(Your goal):
Scan the following material for the string "this" and copy each line in which it appears.

(Records excerpted from a collection):
-----
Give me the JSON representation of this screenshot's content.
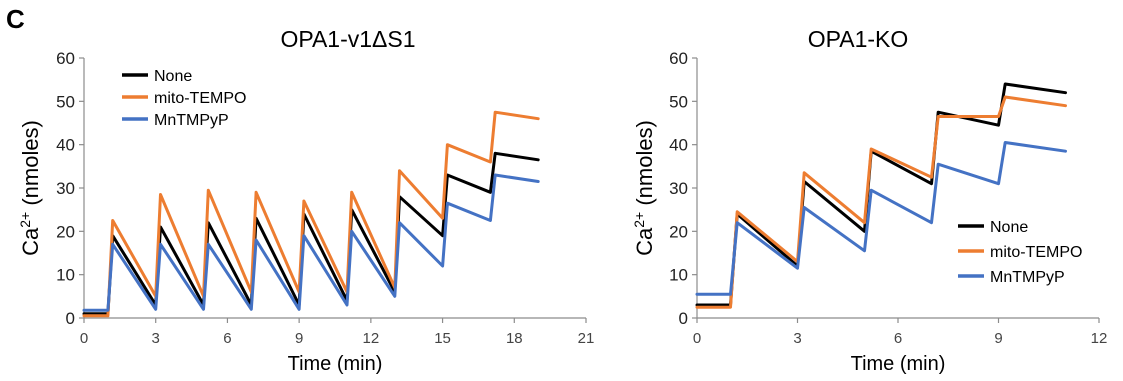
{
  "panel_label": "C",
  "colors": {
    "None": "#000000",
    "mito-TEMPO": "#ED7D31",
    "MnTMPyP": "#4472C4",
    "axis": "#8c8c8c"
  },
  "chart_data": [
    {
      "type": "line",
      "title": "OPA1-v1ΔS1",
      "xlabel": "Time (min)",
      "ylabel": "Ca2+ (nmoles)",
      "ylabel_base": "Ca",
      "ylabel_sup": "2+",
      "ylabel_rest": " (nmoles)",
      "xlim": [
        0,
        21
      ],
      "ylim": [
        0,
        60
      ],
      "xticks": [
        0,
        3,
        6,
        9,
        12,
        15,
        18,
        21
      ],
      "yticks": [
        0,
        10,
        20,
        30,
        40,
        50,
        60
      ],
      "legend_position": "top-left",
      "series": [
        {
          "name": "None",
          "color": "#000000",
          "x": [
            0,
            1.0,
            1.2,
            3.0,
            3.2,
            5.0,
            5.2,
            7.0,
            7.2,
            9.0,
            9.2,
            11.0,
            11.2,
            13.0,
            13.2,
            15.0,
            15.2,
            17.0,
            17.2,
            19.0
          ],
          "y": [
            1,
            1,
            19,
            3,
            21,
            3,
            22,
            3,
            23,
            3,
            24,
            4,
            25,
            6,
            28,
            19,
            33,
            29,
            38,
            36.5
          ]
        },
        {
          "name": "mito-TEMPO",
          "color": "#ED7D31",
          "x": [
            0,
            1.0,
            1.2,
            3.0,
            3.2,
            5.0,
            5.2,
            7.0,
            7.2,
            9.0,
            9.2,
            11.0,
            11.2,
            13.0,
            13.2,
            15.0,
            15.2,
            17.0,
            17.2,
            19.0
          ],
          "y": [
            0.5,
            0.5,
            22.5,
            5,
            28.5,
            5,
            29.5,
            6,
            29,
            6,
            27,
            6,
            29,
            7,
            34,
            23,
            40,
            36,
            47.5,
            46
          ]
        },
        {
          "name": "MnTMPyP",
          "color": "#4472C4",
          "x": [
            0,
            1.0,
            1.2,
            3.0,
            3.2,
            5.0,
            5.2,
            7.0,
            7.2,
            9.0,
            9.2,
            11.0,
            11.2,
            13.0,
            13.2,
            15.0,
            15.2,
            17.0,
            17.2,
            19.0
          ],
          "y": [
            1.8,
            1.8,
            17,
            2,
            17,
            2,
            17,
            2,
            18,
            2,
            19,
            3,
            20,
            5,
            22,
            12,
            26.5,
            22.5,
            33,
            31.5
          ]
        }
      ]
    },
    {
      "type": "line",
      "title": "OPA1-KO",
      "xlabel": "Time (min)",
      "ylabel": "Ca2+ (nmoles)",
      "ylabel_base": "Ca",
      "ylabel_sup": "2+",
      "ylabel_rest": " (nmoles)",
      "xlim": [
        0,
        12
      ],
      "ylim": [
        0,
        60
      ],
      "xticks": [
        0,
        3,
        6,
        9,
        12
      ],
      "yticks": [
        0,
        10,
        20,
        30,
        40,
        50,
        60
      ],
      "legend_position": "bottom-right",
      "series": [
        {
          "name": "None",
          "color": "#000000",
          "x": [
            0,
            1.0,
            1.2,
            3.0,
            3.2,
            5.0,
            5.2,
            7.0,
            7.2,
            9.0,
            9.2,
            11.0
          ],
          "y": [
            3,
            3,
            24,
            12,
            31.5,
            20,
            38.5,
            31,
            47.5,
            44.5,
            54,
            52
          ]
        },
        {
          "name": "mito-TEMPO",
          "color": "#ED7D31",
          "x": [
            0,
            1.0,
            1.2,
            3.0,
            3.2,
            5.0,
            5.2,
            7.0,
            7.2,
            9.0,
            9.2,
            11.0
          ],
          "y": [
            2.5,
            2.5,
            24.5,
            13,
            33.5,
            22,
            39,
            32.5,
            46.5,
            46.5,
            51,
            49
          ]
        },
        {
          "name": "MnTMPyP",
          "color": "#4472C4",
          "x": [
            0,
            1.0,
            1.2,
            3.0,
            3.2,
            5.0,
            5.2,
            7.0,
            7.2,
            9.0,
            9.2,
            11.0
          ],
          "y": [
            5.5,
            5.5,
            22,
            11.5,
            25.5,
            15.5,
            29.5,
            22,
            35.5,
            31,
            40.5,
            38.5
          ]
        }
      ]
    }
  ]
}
-----
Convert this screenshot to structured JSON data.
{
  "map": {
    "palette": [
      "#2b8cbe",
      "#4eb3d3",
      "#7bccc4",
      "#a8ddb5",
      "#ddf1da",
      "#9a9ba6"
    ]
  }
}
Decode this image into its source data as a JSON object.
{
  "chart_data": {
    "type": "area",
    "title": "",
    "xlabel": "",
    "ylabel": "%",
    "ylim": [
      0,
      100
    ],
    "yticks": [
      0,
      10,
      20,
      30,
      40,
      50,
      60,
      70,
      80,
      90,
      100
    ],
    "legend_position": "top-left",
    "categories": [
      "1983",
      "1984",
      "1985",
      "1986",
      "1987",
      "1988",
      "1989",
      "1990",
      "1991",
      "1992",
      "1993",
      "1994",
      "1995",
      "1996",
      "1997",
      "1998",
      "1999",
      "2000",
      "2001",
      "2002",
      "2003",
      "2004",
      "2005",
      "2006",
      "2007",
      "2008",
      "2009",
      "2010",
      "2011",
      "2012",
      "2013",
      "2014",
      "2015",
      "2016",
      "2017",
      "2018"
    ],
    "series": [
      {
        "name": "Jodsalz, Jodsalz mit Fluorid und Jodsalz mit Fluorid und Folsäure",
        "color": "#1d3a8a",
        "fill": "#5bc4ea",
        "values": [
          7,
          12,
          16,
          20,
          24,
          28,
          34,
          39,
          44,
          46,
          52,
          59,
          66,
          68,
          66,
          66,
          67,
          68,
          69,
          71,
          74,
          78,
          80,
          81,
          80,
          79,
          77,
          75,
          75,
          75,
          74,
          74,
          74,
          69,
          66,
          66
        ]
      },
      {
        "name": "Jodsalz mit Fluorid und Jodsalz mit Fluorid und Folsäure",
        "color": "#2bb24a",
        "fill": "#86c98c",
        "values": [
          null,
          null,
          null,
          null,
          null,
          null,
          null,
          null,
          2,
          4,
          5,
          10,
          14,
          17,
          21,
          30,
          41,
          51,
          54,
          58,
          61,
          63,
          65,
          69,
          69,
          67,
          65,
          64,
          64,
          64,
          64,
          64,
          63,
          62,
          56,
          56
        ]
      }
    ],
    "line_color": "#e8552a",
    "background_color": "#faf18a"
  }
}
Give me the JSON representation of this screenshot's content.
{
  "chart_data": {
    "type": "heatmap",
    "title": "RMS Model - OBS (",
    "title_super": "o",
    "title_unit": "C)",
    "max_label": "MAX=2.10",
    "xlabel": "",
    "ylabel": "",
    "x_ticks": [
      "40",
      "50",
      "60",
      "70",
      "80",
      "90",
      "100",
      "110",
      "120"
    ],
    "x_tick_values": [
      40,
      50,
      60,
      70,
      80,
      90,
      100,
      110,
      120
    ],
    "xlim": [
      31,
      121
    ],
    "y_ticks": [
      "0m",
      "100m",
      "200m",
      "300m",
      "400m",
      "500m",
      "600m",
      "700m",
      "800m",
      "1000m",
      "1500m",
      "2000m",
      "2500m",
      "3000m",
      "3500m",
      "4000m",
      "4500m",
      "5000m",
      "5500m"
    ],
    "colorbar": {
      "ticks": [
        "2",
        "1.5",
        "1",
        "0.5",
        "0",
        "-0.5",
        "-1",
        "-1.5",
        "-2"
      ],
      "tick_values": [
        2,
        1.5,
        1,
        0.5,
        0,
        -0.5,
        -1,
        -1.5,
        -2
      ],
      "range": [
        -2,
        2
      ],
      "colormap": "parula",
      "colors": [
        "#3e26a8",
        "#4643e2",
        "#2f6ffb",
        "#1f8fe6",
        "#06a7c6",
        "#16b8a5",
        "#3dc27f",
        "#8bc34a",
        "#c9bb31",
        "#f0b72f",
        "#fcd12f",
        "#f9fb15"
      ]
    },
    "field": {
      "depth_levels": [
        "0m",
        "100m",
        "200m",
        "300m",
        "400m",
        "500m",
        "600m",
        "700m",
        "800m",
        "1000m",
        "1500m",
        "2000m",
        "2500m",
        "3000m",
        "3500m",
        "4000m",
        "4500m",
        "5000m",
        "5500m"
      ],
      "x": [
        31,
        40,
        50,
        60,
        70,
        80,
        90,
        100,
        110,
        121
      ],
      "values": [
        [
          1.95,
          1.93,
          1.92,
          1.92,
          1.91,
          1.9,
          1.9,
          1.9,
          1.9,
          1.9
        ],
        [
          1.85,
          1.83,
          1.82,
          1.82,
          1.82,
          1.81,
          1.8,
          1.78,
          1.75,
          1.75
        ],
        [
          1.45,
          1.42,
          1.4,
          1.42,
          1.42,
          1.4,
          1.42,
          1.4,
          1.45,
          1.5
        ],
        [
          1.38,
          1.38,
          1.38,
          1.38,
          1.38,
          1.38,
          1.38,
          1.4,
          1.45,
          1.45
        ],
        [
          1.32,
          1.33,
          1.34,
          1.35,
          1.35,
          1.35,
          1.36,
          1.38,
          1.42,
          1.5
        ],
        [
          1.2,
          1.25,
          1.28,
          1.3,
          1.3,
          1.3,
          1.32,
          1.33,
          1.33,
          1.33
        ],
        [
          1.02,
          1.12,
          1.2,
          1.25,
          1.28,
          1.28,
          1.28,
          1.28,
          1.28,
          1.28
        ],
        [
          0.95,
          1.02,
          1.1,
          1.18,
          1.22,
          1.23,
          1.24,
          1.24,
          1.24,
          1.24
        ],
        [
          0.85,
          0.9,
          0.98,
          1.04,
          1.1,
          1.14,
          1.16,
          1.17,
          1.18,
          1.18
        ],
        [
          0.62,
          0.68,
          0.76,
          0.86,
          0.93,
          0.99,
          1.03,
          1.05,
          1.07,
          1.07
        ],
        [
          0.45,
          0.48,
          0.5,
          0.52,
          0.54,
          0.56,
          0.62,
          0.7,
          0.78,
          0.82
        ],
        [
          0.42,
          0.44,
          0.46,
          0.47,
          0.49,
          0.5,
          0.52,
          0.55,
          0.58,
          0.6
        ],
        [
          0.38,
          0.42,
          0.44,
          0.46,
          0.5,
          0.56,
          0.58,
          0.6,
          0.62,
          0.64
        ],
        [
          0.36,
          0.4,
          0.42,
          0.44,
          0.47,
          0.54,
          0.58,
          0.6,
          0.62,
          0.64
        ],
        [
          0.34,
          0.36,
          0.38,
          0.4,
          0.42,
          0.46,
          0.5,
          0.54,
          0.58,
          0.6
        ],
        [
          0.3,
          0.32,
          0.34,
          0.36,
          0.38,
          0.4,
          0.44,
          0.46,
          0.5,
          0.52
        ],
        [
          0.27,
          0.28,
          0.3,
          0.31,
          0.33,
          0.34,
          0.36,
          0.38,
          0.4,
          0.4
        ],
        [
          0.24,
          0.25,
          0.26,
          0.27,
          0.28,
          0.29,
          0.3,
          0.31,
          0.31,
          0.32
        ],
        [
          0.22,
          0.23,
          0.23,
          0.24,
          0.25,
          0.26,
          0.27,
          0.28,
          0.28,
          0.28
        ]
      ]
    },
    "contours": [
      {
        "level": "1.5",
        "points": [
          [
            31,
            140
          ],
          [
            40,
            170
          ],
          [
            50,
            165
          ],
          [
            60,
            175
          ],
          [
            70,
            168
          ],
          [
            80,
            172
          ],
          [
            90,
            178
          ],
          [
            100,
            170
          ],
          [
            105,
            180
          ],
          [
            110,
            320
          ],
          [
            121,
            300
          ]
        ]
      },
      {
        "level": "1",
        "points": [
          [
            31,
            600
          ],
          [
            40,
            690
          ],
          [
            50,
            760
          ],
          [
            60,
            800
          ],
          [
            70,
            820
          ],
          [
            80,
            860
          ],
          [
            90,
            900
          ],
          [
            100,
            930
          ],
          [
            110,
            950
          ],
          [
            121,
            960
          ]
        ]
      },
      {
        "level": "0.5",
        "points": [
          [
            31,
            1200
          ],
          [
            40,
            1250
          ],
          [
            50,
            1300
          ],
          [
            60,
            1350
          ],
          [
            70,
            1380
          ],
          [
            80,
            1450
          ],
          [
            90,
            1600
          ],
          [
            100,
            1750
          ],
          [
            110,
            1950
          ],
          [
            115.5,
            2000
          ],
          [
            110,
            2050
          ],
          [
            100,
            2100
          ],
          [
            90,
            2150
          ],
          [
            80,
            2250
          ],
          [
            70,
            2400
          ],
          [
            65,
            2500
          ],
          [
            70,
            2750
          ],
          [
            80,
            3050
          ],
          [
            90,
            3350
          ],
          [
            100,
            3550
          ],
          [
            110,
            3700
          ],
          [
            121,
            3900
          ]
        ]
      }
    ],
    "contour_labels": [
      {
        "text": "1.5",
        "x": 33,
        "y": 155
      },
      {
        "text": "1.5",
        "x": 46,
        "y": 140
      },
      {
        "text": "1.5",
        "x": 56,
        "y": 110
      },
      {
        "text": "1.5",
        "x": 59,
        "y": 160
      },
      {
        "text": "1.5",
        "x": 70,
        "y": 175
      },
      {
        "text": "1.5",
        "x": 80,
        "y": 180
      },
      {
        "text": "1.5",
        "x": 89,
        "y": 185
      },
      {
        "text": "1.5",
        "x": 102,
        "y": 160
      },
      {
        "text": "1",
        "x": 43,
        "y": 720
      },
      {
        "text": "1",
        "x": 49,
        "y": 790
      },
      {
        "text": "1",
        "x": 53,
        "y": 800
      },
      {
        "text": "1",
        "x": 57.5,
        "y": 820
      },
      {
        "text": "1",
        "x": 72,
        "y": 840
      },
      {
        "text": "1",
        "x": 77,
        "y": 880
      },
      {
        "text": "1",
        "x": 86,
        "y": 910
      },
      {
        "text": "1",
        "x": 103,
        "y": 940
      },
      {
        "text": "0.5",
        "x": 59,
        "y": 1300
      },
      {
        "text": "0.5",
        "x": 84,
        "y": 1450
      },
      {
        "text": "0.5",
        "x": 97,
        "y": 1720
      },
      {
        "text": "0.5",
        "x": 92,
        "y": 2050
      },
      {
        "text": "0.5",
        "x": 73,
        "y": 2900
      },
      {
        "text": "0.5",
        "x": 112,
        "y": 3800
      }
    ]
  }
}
-----
(Result of the exercise):
Give me the JSON representation of this screenshot's content.
Convert this screenshot to structured JSON data.
Decode this image into its source data as a JSON object.
Give me the JSON representation of this screenshot's content.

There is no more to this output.